Only a number is wanted: how many lines of the entries include the string "rocket"?

==== Task inputs

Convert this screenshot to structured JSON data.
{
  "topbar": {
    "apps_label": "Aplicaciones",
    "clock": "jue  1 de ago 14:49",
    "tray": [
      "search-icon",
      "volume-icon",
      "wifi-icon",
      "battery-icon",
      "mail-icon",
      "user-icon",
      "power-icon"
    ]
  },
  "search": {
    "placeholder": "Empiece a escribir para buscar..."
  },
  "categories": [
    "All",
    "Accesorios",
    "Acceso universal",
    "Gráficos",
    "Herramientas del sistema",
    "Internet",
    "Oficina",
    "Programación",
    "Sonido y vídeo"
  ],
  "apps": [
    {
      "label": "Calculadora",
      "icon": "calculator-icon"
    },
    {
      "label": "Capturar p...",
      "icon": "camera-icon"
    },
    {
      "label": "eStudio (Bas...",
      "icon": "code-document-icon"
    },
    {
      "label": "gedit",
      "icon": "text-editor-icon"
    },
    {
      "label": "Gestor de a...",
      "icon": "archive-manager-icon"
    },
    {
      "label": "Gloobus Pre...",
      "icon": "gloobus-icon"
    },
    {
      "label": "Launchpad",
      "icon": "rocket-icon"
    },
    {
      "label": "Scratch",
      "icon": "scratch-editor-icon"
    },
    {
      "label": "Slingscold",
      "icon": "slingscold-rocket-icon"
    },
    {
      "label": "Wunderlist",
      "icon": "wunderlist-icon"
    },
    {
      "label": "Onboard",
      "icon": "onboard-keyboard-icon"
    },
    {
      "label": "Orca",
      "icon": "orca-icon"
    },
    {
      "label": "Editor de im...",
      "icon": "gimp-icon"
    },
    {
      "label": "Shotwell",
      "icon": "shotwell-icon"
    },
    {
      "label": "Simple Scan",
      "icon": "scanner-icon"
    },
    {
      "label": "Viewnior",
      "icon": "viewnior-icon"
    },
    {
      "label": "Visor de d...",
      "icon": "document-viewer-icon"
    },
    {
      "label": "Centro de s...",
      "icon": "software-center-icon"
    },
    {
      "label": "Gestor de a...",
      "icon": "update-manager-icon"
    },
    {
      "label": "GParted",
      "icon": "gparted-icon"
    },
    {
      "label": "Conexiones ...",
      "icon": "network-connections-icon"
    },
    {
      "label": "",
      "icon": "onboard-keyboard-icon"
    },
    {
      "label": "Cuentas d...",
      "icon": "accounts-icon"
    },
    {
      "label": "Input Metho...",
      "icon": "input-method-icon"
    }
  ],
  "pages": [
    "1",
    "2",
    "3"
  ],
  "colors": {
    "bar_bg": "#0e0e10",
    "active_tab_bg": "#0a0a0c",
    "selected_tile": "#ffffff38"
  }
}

========

**Correct response**
2